* WRITTEN REQUEST: Scan the entries below for the word "ФГБУ". Copy each line that has it.

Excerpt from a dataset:
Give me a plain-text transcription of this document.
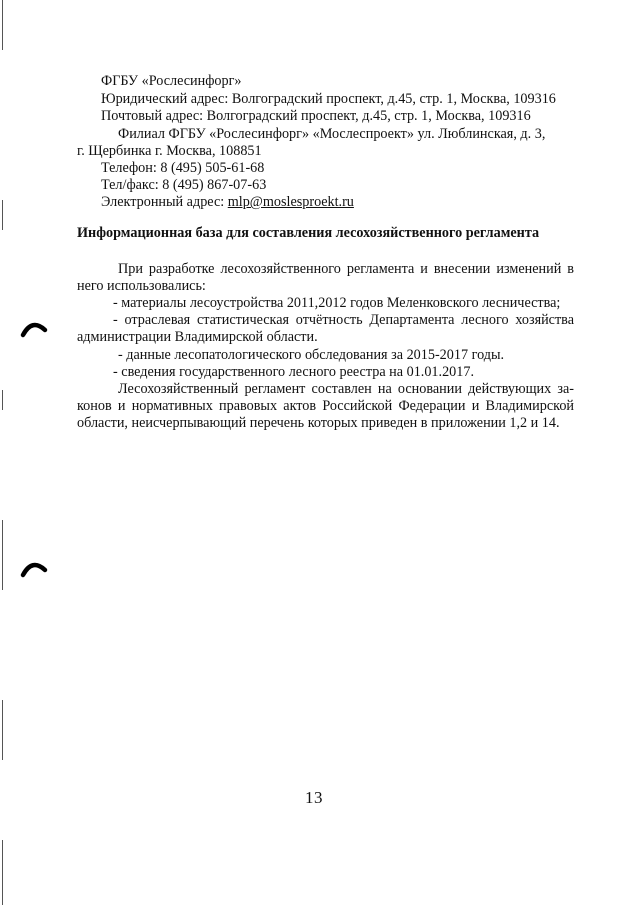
ФГБУ «Рослесинфорг»
Юридический адрес: Волгоградский проспект, д.45, стр. 1, Москва, 109316
Почтовый адрес: Волгоградский проспект, д.45, стр. 1, Москва, 109316
Филиал ФГБУ «Рослесинфорг» «Мослеспроект» ул. Люблинская, д. 3,
г. Щербинка г. Москва, 108851
Телефон: 8 (495) 505-61-68
Тел/факс: 8 (495) 867-07-63
Электронный адрес: mlp@moslesproekt.ru
Информационная база для составления лесохозяйственного регламента
При разработке лесохозяйственного регламента и внесении изменений в
него использовались:
- материалы лесоустройства 2011,2012 годов Меленковского лесничества;
- отраслевая статистическая отчётность Департамента лесного хозяйства
администрации Владимирской области.
- данные лесопатологического обследования за 2015-2017 годы.
- сведения государственного лесного реестра на 01.01.2017.
Лесохозяйственный регламент составлен на основании действующих за-
конов и нормативных правовых актов Российской Федерации и Владимирской
области, неисчерпывающий перечень которых приведен в приложении 1,2 и 14.
13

* ANSWER TO THE EXERCISE:
ФГБУ «Рослесинфорг»
Филиал ФГБУ «Рослесинфорг» «Мослеспроект» ул. Люблинская, д. 3,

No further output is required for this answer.